Find every line in the records below that holds the word "name", and copy each one.

Figure contents as structured data ->
══════

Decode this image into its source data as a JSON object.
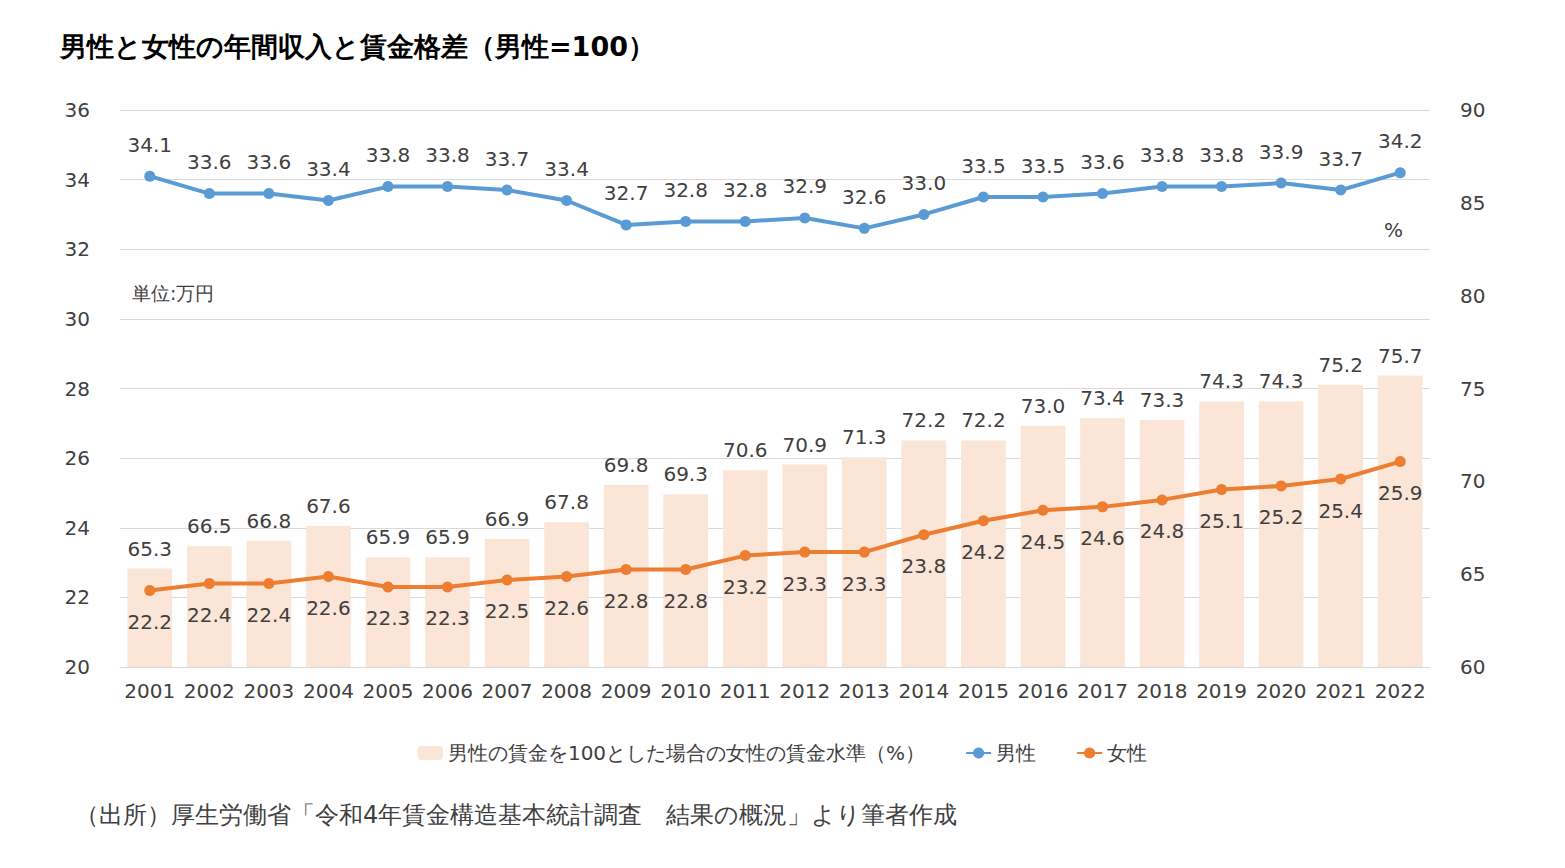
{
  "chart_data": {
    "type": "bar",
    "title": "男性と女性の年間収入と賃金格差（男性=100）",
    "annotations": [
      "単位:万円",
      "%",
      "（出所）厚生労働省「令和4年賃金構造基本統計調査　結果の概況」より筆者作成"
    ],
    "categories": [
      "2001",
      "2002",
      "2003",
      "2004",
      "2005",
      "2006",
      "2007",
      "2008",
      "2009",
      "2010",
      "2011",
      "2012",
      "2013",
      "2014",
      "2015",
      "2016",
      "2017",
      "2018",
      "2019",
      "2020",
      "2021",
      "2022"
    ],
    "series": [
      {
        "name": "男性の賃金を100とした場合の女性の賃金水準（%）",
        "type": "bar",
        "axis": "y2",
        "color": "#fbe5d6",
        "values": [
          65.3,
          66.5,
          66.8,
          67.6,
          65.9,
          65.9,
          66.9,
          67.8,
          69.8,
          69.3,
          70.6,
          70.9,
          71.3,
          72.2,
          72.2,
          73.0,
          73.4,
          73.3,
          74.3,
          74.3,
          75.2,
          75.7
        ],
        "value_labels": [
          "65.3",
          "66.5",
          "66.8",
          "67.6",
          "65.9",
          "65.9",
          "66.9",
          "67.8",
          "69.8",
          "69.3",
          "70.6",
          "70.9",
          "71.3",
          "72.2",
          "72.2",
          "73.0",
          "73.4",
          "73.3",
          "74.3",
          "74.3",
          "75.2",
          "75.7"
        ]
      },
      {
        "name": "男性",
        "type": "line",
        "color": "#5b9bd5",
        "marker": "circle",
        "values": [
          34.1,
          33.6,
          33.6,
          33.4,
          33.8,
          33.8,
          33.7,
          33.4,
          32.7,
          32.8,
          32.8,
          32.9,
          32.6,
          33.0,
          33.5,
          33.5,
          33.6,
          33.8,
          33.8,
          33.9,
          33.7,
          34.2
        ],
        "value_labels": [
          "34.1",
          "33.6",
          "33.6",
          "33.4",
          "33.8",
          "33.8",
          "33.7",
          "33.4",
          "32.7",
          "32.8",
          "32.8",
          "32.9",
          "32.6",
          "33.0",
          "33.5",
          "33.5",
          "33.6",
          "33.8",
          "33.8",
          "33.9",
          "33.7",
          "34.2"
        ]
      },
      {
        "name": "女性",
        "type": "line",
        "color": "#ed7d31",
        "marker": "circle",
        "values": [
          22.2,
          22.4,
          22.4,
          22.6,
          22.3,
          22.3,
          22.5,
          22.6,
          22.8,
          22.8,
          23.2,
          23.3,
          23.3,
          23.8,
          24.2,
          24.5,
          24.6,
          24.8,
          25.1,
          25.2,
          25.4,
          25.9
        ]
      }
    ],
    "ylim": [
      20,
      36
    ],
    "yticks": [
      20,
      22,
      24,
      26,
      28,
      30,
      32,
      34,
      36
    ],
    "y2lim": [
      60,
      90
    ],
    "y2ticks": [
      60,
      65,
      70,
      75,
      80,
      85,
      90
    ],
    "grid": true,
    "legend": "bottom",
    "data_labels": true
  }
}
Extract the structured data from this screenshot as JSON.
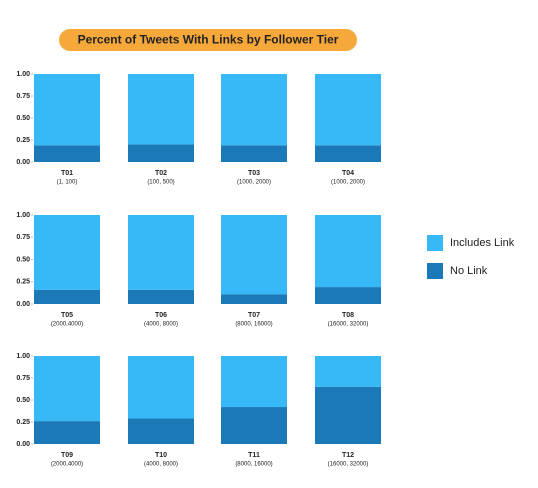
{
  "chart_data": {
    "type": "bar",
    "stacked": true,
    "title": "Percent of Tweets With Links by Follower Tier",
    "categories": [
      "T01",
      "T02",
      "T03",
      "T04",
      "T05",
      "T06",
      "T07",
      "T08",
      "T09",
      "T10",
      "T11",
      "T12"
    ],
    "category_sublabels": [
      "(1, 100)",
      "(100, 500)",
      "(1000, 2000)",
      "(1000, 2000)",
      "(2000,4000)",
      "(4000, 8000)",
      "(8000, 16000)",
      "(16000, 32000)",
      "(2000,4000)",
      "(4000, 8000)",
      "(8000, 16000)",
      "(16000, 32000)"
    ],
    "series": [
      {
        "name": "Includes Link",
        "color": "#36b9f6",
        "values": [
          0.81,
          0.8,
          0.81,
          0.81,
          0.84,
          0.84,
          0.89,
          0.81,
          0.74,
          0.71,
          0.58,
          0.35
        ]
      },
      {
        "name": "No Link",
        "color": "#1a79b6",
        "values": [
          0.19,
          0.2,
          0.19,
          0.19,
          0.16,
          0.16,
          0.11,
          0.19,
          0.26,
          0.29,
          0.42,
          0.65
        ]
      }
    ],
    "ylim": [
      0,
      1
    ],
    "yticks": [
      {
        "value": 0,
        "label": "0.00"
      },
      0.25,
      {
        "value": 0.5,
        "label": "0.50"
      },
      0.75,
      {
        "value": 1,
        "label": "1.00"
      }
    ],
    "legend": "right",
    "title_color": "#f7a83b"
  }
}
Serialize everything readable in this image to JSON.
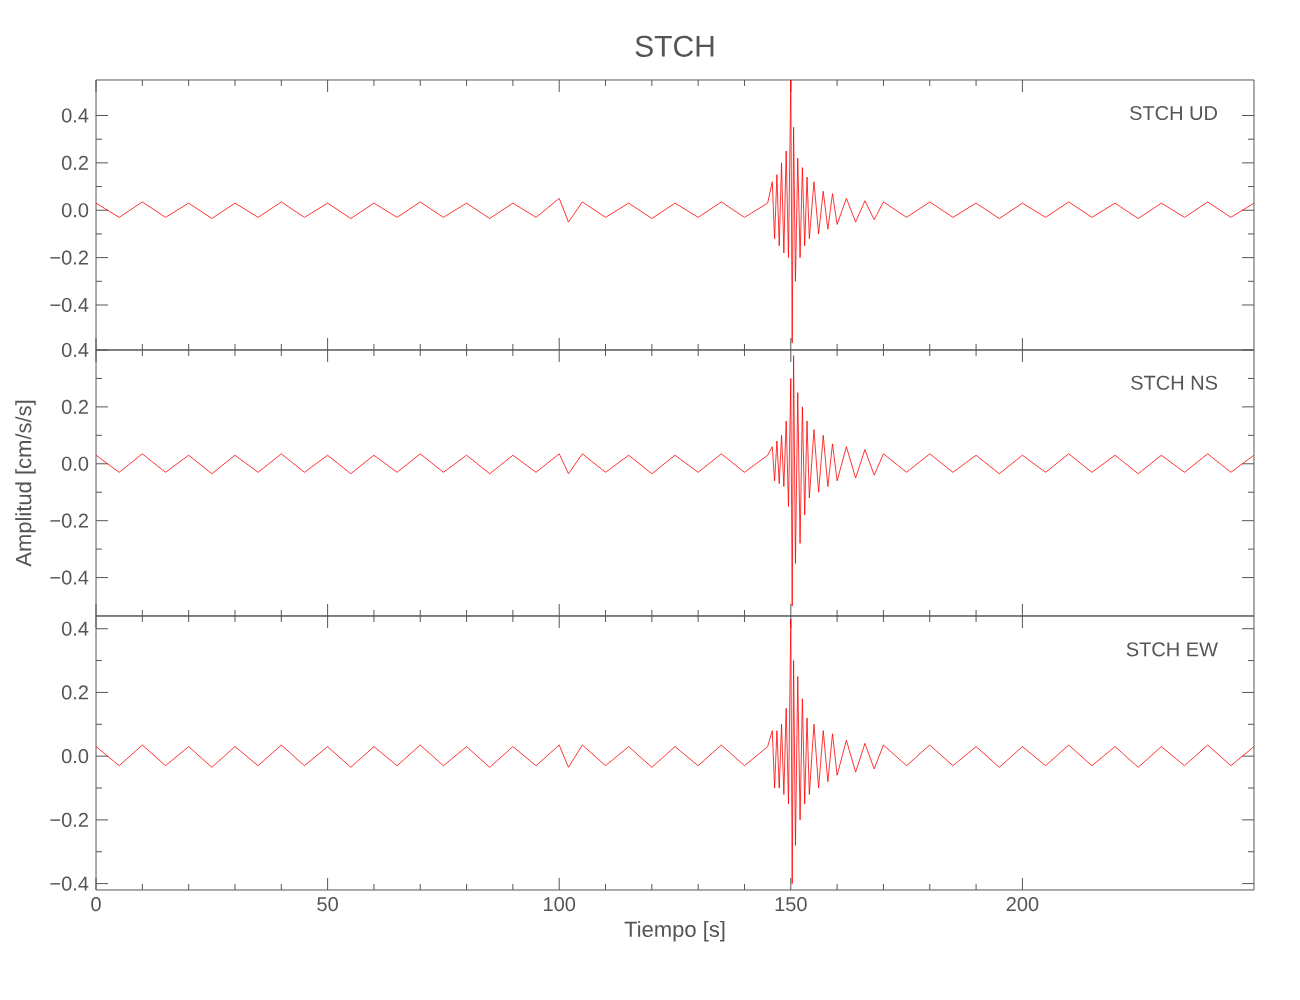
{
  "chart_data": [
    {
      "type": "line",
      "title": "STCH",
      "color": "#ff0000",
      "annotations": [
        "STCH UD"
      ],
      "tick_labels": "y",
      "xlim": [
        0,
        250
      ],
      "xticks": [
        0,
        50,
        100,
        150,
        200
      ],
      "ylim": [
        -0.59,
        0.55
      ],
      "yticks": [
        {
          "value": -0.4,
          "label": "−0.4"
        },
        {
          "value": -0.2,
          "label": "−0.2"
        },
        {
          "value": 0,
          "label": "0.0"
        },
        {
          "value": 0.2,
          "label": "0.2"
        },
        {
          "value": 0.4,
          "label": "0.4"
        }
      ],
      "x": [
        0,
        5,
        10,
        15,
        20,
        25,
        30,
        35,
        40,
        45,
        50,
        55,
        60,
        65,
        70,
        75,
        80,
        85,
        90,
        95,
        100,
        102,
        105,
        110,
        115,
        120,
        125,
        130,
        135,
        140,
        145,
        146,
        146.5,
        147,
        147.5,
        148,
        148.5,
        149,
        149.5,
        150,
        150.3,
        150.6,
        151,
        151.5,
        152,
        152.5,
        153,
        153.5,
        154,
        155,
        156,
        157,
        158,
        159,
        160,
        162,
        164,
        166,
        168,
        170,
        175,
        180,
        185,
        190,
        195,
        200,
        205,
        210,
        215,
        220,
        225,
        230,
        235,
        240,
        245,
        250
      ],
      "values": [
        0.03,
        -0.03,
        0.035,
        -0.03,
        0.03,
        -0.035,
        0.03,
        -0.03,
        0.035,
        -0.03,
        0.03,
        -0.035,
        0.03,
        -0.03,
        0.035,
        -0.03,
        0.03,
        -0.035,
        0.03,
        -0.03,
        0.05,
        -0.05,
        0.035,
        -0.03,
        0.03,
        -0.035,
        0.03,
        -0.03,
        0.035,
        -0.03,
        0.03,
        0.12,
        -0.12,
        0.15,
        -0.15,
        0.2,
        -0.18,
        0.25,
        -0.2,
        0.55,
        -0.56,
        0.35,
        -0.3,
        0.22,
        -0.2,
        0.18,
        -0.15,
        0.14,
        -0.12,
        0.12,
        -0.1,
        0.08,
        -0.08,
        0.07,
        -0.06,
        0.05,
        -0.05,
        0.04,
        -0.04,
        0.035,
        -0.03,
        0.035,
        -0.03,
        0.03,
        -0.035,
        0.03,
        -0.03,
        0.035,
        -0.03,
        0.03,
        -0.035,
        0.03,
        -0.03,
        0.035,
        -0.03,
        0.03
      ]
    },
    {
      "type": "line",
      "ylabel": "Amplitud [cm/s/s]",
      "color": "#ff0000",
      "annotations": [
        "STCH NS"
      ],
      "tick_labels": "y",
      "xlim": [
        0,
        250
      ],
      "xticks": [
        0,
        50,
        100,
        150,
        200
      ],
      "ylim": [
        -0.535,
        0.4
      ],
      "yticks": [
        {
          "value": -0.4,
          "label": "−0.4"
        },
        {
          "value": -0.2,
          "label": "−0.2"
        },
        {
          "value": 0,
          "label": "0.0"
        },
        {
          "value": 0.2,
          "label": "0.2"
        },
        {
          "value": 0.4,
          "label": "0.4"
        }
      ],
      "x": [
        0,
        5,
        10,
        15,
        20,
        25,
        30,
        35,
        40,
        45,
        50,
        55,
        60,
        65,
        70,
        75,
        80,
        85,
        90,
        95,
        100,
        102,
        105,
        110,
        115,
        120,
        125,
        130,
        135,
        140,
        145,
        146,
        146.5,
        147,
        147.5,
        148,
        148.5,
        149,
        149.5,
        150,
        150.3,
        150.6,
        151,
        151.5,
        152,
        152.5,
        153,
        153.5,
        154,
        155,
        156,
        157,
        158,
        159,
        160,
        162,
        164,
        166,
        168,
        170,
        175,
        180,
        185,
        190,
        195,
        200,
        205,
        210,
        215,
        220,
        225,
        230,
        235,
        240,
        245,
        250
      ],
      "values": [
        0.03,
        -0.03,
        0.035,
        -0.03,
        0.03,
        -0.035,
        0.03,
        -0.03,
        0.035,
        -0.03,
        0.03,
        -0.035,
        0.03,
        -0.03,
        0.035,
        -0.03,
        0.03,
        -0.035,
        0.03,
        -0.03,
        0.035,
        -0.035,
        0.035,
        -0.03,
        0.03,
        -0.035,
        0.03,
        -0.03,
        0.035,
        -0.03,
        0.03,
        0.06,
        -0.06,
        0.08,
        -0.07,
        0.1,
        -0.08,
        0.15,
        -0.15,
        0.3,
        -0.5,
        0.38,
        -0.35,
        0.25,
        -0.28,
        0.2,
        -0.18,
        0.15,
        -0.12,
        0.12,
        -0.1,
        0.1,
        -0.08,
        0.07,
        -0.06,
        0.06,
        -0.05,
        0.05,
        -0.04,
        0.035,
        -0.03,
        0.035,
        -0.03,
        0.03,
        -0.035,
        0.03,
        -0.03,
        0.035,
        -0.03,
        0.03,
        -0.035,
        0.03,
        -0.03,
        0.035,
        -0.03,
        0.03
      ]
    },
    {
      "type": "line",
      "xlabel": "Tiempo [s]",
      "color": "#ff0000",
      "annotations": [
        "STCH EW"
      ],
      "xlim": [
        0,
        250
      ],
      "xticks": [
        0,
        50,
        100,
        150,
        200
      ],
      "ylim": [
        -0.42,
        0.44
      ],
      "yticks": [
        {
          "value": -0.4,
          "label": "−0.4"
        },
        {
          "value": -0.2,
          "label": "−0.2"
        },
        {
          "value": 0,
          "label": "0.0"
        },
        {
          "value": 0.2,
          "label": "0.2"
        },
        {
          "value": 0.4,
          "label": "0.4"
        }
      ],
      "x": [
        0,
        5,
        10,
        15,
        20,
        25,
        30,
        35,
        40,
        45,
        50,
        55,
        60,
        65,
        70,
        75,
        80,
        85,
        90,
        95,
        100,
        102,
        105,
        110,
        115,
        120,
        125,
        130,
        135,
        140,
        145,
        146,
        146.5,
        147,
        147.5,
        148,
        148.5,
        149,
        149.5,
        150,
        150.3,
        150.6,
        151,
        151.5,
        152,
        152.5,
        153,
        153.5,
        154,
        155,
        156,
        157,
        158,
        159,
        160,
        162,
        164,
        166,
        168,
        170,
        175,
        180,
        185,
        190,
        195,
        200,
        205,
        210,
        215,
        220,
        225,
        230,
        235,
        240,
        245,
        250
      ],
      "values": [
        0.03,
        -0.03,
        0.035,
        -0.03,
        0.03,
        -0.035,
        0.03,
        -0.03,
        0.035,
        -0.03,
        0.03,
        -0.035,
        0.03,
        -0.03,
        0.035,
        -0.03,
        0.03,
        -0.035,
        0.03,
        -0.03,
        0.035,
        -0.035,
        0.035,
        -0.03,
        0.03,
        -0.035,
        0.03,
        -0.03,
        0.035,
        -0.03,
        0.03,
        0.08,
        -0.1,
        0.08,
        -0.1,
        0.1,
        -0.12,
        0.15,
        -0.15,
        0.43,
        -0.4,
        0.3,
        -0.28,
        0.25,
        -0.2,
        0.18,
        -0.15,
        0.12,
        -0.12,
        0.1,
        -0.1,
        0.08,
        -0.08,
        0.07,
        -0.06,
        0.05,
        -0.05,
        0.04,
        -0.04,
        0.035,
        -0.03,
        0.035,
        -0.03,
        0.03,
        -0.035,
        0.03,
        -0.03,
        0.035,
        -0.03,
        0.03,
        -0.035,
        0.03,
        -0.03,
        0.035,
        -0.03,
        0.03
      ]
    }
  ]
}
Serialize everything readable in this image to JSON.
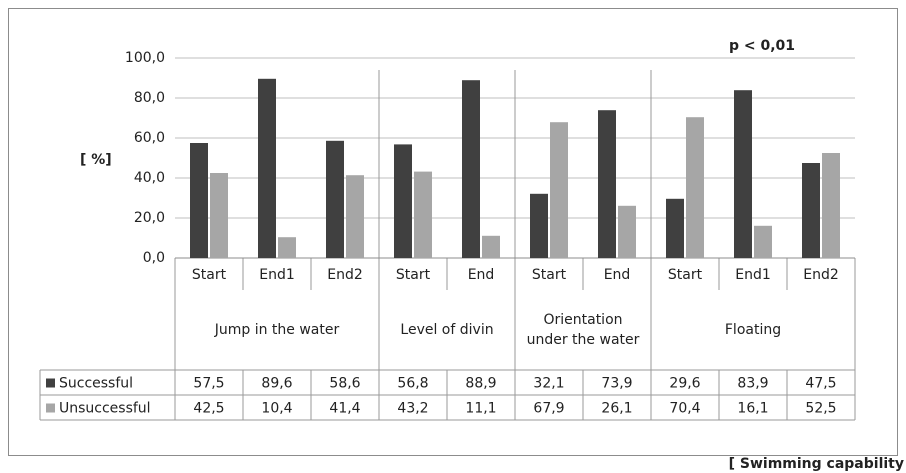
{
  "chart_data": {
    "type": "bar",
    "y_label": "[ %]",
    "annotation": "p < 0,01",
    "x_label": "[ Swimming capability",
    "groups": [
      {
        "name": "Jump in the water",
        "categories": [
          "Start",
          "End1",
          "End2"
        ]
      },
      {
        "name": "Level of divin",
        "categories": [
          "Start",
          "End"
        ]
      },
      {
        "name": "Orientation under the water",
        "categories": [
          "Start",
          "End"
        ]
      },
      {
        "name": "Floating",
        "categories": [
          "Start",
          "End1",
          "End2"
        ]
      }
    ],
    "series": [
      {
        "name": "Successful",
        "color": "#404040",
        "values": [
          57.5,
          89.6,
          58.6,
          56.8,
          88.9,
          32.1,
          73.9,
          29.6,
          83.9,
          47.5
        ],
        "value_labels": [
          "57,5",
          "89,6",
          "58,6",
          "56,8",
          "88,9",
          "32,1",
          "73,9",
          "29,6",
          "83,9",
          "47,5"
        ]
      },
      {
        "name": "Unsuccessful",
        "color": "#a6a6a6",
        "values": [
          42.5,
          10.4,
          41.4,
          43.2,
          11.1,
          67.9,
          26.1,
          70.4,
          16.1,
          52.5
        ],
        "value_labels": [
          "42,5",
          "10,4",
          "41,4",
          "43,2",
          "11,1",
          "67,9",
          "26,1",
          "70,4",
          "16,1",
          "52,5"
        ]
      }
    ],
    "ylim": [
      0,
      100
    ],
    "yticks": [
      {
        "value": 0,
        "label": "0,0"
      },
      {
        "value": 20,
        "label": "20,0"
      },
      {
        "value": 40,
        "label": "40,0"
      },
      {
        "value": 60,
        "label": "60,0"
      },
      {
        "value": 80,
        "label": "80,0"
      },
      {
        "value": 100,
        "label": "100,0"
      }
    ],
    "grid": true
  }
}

══════

Worked solution ->
        "name": "男性の賃金を100とした場合の女性の賃金水準（%）",
        "name": "男性",
        "name": "女性",
        "name": "Includes Link",
        "name": "No Link",
        "name": "Jump in the water",
        "name": "Level of divin",
        "name": "Orientation under the water",
        "name": "Floating",
        "name": "Successful",
        "name": "Unsuccessful",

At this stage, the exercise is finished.